**Work to do:**
In full and without alteration, give the listing again.

**Data in this exercise:**
****************
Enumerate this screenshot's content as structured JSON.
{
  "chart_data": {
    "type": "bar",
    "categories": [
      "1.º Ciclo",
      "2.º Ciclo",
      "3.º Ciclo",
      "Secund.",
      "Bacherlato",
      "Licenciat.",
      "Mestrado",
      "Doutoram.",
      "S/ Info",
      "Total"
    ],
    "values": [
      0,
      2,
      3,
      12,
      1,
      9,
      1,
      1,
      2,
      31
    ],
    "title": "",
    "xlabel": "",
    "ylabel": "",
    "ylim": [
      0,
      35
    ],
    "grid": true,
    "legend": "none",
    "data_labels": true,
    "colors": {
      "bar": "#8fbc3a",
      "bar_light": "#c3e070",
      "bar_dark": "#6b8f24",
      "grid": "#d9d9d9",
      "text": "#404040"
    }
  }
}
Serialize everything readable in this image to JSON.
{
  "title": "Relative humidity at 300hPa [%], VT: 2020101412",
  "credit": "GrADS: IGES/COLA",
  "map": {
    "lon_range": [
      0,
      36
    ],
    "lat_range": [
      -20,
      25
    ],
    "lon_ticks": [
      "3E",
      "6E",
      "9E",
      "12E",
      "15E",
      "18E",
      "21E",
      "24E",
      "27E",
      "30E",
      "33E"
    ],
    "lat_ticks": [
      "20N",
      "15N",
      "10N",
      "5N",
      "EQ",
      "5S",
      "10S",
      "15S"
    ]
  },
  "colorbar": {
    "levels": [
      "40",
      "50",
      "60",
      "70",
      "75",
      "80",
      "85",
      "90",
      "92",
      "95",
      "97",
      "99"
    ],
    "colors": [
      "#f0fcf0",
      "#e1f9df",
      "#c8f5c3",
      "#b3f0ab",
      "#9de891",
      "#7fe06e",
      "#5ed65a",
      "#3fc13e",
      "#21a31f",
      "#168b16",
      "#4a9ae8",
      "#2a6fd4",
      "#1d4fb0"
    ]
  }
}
****************
**Written solution:**
Enumerate this screenshot's content as structured JSON.
{
  "chart_data": {
    "type": "bar",
    "categories": [
      "1.º Ciclo",
      "2.º Ciclo",
      "3.º Ciclo",
      "Secund.",
      "Bacherlato",
      "Licenciat.",
      "Mestrado",
      "Doutoram.",
      "S/ Info",
      "Total"
    ],
    "values": [
      0,
      2,
      3,
      12,
      1,
      9,
      1,
      1,
      2,
      31
    ],
    "title": "",
    "xlabel": "",
    "ylabel": "",
    "ylim": [
      0,
      35
    ],
    "grid": true,
    "legend": "none",
    "data_labels": true,
    "colors": {
      "bar": "#8fbc3a",
      "bar_light": "#c3e070",
      "bar_dark": "#6b8f24",
      "grid": "#d9d9d9",
      "text": "#404040"
    }
  }
}
Serialize everything readable in this image to JSON.
{
  "title": "Relative humidity at 300hPa [%], VT: 2020101412",
  "credit": "GrADS: IGES/COLA",
  "map": {
    "lon_range": [
      0,
      36
    ],
    "lat_range": [
      -20,
      25
    ],
    "lon_ticks": [
      "3E",
      "6E",
      "9E",
      "12E",
      "15E",
      "18E",
      "21E",
      "24E",
      "27E",
      "30E",
      "33E"
    ],
    "lat_ticks": [
      "20N",
      "15N",
      "10N",
      "5N",
      "EQ",
      "5S",
      "10S",
      "15S"
    ]
  },
  "colorbar": {
    "levels": [
      "40",
      "50",
      "60",
      "70",
      "75",
      "80",
      "85",
      "90",
      "92",
      "95",
      "97",
      "99"
    ],
    "colors": [
      "#f0fcf0",
      "#e1f9df",
      "#c8f5c3",
      "#b3f0ab",
      "#9de891",
      "#7fe06e",
      "#5ed65a",
      "#3fc13e",
      "#21a31f",
      "#168b16",
      "#4a9ae8",
      "#2a6fd4",
      "#1d4fb0"
    ]
  }
}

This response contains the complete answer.